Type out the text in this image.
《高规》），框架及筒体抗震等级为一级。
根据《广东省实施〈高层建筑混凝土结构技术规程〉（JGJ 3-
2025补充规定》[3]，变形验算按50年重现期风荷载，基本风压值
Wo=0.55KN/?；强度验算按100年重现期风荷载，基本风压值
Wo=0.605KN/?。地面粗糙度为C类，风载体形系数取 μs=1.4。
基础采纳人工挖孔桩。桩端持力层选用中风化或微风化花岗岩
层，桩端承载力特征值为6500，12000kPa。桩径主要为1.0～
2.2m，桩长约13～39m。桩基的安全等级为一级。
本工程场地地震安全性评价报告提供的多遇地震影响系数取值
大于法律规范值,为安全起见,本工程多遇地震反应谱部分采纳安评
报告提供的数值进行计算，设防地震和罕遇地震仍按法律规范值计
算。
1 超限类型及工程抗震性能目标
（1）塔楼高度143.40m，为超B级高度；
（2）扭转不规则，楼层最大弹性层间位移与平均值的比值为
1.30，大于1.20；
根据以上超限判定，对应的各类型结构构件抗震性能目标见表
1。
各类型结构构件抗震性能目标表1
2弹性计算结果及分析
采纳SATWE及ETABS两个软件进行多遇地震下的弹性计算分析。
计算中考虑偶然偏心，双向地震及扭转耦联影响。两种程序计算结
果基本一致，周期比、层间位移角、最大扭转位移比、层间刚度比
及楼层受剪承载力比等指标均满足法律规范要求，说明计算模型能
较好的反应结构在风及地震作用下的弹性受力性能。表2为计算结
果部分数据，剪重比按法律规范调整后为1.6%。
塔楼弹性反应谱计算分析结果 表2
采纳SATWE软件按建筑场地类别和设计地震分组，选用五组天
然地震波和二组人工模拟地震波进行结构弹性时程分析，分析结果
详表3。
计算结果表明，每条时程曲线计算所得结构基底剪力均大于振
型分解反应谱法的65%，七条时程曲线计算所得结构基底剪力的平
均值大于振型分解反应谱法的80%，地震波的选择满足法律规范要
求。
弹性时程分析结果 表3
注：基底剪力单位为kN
- - - -
**GOAL**
Reproduce every record above exactly as it appears.

**TASK RESPONSE**
Type out the text in this image.
《高规》），框架及筒体抗震等级为一级。
根据《广东省实施〈高层建筑混凝土结构技术规程〉（JGJ 3-
2025补充规定》[3]，变形验算按50年重现期风荷载，基本风压值
Wo=0.55KN/?；强度验算按100年重现期风荷载，基本风压值
Wo=0.605KN/?。地面粗糙度为C类，风载体形系数取 μs=1.4。
基础采纳人工挖孔桩。桩端持力层选用中风化或微风化花岗岩
层，桩端承载力特征值为6500，12000kPa。桩径主要为1.0～
2.2m，桩长约13～39m。桩基的安全等级为一级。
本工程场地地震安全性评价报告提供的多遇地震影响系数取值
大于法律规范值,为安全起见,本工程多遇地震反应谱部分采纳安评
报告提供的数值进行计算，设防地震和罕遇地震仍按法律规范值计
算。
1 超限类型及工程抗震性能目标
（1）塔楼高度143.40m，为超B级高度；
（2）扭转不规则，楼层最大弹性层间位移与平均值的比值为
1.30，大于1.20；
根据以上超限判定，对应的各类型结构构件抗震性能目标见表
1。
各类型结构构件抗震性能目标表1
2弹性计算结果及分析
采纳SATWE及ETABS两个软件进行多遇地震下的弹性计算分析。
计算中考虑偶然偏心，双向地震及扭转耦联影响。两种程序计算结
果基本一致，周期比、层间位移角、最大扭转位移比、层间刚度比
及楼层受剪承载力比等指标均满足法律规范要求，说明计算模型能
较好的反应结构在风及地震作用下的弹性受力性能。表2为计算结
果部分数据，剪重比按法律规范调整后为1.6%。
塔楼弹性反应谱计算分析结果 表2
采纳SATWE软件按建筑场地类别和设计地震分组，选用五组天
然地震波和二组人工模拟地震波进行结构弹性时程分析，分析结果
详表3。
计算结果表明，每条时程曲线计算所得结构基底剪力均大于振
型分解反应谱法的65%，七条时程曲线计算所得结构基底剪力的平
均值大于振型分解反应谱法的80%，地震波的选择满足法律规范要
求。
弹性时程分析结果 表3
注：基底剪力单位为kN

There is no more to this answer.